DATA SUPPLIED>
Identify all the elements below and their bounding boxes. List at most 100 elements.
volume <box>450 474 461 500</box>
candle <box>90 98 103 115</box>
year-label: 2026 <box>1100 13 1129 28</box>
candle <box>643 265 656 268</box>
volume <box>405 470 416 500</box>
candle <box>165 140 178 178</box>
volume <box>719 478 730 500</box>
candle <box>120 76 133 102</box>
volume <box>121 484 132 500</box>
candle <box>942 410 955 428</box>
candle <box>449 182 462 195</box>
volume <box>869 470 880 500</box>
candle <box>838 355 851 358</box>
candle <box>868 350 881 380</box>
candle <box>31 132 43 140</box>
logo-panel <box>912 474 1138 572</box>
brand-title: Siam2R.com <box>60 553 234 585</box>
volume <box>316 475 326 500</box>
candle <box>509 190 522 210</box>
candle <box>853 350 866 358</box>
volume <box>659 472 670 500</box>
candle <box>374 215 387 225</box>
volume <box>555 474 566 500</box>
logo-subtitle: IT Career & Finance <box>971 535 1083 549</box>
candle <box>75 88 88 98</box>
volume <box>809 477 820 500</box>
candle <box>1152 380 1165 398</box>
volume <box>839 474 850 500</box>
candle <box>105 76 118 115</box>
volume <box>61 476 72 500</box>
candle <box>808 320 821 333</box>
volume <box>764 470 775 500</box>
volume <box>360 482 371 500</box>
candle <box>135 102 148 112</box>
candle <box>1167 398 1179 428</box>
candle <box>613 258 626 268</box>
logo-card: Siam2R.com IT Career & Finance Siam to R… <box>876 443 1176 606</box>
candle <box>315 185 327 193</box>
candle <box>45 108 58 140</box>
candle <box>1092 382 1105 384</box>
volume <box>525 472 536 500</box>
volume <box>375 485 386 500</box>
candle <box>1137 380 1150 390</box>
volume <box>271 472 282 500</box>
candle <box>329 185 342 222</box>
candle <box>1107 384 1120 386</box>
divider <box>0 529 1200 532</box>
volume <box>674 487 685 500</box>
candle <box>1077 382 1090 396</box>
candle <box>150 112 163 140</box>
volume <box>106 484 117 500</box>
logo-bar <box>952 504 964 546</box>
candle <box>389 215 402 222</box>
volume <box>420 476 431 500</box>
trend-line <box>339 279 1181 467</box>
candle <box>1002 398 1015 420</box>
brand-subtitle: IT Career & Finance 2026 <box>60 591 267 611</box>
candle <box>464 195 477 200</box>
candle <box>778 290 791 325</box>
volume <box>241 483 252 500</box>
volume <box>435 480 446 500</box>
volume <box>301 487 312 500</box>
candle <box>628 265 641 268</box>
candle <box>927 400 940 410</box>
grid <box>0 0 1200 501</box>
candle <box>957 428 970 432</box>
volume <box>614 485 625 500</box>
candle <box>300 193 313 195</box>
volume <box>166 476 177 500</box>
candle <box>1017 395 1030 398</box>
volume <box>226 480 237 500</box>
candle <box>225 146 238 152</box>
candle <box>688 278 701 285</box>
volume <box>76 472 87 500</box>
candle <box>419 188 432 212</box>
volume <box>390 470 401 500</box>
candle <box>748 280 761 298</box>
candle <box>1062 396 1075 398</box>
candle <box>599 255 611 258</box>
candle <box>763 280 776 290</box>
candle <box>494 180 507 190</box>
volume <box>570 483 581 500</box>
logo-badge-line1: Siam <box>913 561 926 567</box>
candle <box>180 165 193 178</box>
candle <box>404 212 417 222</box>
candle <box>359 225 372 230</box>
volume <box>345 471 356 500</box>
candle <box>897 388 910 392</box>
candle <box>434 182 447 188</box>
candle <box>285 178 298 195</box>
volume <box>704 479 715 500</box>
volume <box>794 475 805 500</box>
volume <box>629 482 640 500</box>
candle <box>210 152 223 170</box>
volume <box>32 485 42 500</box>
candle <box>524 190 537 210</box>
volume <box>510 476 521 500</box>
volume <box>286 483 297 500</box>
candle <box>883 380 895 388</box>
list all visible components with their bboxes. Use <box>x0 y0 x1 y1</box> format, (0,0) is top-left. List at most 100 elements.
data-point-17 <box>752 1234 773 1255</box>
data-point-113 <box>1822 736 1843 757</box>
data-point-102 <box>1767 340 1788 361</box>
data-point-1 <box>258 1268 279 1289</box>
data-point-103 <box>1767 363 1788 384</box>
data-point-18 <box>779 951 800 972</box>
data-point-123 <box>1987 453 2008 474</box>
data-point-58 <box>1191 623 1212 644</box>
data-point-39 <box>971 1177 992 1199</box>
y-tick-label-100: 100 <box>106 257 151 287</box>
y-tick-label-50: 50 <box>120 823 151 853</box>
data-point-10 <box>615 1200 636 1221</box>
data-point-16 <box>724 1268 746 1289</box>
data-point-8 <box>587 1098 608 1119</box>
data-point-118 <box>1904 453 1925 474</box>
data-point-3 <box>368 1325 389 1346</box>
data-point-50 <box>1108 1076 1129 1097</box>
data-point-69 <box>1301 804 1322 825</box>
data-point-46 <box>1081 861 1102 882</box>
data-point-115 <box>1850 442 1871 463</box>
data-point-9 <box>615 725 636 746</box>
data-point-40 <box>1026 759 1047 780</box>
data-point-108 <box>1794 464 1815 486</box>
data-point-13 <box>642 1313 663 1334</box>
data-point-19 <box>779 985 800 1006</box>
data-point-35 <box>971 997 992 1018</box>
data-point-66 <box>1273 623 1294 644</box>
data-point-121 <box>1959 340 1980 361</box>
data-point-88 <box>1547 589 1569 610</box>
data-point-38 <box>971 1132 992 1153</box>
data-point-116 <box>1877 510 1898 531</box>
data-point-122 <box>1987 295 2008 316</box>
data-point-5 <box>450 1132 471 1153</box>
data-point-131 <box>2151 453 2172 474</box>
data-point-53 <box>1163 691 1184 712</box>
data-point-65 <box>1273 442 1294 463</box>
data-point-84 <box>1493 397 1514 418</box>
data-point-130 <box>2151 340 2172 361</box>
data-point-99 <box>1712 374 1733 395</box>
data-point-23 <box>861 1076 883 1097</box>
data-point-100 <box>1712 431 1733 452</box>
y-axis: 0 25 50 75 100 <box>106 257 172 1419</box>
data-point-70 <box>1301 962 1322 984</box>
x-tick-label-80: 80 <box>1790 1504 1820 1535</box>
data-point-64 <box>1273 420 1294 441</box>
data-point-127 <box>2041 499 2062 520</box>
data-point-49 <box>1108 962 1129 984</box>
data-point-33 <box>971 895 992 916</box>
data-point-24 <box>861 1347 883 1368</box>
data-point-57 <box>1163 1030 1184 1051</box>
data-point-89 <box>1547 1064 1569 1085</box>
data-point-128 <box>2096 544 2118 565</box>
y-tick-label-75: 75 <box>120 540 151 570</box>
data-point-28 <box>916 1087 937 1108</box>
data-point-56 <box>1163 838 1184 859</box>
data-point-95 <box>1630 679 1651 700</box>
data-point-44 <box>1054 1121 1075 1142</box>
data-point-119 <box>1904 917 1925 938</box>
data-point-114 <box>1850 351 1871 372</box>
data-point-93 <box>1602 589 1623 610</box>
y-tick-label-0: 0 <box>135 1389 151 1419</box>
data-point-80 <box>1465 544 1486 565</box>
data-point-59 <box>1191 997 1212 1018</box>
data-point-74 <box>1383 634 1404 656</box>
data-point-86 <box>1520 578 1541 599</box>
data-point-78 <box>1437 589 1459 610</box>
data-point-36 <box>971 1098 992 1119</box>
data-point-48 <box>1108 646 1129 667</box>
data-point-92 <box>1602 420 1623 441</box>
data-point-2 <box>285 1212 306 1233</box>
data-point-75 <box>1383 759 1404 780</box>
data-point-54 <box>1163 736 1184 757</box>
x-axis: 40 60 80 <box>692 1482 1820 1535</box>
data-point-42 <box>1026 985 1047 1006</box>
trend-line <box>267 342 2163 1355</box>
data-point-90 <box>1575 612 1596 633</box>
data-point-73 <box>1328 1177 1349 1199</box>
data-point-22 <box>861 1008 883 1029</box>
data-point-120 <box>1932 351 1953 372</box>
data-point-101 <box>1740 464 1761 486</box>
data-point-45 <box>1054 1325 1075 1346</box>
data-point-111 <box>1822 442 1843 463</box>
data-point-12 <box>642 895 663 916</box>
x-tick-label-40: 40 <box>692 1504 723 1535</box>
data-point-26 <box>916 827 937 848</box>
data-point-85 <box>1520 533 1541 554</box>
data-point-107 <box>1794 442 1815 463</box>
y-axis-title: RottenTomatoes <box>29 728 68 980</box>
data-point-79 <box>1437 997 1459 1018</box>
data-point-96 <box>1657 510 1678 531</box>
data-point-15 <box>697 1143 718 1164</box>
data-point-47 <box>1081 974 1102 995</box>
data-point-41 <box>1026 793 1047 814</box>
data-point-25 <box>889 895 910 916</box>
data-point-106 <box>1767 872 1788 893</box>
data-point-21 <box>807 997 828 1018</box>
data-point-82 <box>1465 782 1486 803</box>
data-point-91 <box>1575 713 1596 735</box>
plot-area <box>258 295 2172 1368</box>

GOAL>
Copy the rows word for word, from the first row through the row containing "candle <box>165 140 178 178</box>", and include that last row.

THE SOLUTION>
Identify all the elements below and their bounding boxes. List at most 100 elements.
volume <box>450 474 461 500</box>
candle <box>90 98 103 115</box>
year-label: 2026 <box>1100 13 1129 28</box>
candle <box>643 265 656 268</box>
volume <box>405 470 416 500</box>
candle <box>165 140 178 178</box>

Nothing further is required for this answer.